## 抜粋本文
****************************************

死に至る子どもの心臓病、国内初承認の「補助人工心臓」への期待高まる
治癒を期待できる手段が心臓移植しかない重症の心不全があります。しかし、ドナーの提供がなければ心臓移植を受けることができないため、待っている間に亡くなってしまうケースも少なくありません。補助人工心臓は待機中の生命維持を担う重要な医療機器です。
この度、小児用の補助人工心臓に対する治験の結果が発表されました。厚生労働省は今年6月、ドイツ・ベルリンハート社の「EXCOR」を国内で初めて小児用の補助人工心臓として承認。同機器については2011年より東京大医学部付属病院、大阪大医学部付属病院、国立循環器病研究センターで医師主導治験が行われており、東京大医学部付属病院の小野稔教授は8月29日、重症心不全の子ども9人全員の生存を伝えています。平均8か月半装着し、中には2年を超えるケースもあるといいます。同機器の承認以前、国内に重症心不全の子どもが1か月を超えて使える補助装置がなかったとこを考えると、大きな前進といえます。ここでは補助人工心臓の役割を確認しておきましょう。
◆心臓のポンプ機能を補う役割
通常、心臓は連続して休むことなく動いていなくてはなりませんが、急性あるいは慢性心不全に陥ってしまった場合、心臓の代わりに血液循環のためのポンプ機能を補うことが必要になります。このための治療装置が補助人工心臓です。小型化されており、身体に取り付けてある程度自由に行動することができます。
しかし、補助人工心臓は、あくまでも心臓移植を待つ患者さんが移植を受けるまでの間、生命を維持するためのもので、永久に使えるものではありません。

****************************************

## 提供資料

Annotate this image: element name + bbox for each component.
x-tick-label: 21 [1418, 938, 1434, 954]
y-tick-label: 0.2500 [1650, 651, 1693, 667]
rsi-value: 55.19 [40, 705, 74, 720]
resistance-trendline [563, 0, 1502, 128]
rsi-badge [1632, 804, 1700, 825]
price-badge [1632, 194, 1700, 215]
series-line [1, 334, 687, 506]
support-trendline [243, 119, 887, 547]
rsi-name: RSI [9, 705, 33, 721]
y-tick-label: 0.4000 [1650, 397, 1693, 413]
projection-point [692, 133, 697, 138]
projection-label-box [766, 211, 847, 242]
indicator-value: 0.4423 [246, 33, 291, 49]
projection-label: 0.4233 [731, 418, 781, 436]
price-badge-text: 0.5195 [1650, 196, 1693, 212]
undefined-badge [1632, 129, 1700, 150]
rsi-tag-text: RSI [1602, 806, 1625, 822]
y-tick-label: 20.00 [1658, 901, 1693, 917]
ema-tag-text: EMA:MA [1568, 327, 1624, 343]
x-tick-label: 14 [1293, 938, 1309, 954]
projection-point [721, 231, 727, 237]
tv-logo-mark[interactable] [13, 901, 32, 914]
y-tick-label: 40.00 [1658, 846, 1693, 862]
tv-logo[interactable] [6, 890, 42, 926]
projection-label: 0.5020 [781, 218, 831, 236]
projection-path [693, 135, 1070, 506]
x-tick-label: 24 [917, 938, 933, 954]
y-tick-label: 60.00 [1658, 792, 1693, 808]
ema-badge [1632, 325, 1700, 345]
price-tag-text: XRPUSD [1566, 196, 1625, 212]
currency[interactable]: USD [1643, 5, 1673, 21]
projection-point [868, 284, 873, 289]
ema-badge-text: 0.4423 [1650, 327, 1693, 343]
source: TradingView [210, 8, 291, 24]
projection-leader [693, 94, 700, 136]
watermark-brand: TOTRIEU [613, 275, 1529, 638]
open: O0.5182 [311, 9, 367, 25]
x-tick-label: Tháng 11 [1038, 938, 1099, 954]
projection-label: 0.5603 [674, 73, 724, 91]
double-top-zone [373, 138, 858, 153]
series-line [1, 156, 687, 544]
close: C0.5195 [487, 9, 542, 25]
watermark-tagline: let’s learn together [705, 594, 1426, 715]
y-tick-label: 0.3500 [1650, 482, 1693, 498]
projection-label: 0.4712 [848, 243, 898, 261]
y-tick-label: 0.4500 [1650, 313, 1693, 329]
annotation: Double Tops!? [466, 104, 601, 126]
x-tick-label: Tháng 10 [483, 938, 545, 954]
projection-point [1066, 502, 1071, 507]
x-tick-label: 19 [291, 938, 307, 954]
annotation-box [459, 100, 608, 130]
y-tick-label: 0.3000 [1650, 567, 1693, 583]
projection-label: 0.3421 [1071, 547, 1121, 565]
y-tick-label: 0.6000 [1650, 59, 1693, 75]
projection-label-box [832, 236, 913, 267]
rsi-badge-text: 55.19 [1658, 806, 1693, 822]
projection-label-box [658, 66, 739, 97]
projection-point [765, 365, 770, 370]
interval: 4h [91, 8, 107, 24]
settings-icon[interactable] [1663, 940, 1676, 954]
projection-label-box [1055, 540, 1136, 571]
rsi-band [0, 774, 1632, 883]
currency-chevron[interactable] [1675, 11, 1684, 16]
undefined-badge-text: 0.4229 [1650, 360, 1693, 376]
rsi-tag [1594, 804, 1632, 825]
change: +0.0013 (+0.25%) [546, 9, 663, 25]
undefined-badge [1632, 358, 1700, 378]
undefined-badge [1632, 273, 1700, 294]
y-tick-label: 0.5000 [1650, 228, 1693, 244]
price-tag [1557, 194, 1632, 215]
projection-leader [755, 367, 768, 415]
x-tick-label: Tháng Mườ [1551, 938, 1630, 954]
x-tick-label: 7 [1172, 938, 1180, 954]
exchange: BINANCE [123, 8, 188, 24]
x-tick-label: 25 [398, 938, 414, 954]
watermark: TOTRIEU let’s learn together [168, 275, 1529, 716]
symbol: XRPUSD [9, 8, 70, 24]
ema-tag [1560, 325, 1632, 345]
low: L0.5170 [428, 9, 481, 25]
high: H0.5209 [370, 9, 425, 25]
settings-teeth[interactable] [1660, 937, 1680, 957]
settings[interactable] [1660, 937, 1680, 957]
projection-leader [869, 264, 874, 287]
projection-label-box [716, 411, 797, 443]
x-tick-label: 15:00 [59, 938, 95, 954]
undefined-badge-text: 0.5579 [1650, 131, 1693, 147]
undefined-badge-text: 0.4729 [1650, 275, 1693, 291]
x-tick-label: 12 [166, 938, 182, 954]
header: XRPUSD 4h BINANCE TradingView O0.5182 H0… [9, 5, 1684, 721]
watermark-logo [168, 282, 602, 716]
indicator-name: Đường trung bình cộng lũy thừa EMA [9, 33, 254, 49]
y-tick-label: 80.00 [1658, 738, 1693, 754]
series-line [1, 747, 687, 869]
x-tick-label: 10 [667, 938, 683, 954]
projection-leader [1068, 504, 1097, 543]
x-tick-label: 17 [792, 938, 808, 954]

****************************************

## 取り組む課題
A. 補助人工心臓の記事によると、厚生労働省が今年6月に国内で初めて小児用の補助人工心臓として承認した機器は何ですか？
B. 補助人工心臓の記事のうち、「死に至る子どもの心臓病、国内初承認の「補助人工心臓」への期待高まる」から「持を担う重要な医療機器です。」までをすべて、一字一句違えずに書き写してください。
C. 補助人工心臓の記事の続きを、本文の最後の文の後から書いてください。

## 課題の結果
A. ドイツ・ベルリンハート社の「EXCOR」です。

B.
死に至る子どもの心臓病、国内初承認の「補助人工心臓」への期待高まる
治癒を期待できる手段が心臓移植しかない重症の心不全があります。しかし、ドナーの提供がなければ心臓移植を受けることができないため、待っている間に亡くなってしまうケースも少なくありません。補助人工心臓は待機中の生命維持を担う重要な医療機器です。

C.
◆心臓移植までの生命維持の役割
日本では、2009年の臓器移植法改正によって、小児重症心不全の患者に国内心臓移植の道が開かれました。しかし、課題もありました。法的に心臓移植の途が開けても、実際にドナーの提供がなければ移植手術を受けることはできず、待機期間が長引けば患者さんの生命にも影響するからです。
当初、日本には成人用の人工心臓しかありませんでしたが、日本心臓血管外科学会や小児循環器学会などが、小児用補助人工心臓として世界的にニーズの高い、「EXCOR」の認定を厚生労働省に要請し、実現にこぎつけた経緯があります。
◆実績のある「EXCOR」
ドイツ・ベルリンハート社の「EXCOR」は、1990年以来、これまで世界で1100人余りの子どもたちに埋め込まれて成果を得てきました。新生児から成人までのすべての患者に適応できる機器で、心臓移植手術が行われるまでの生命を維持することができます。基本的に臓器提供されるまでの待機時間に使用されるものですが、補助人工心臓の機械的支援によって心臓の機能が改善する可能性もあるといいます。
今回の治験の結果は、心臓移植を必要とする患者さんを勇気づけるものに違いありません。小児重症心不全の患者さんがより良い医療を受けられるようになることが期待されています。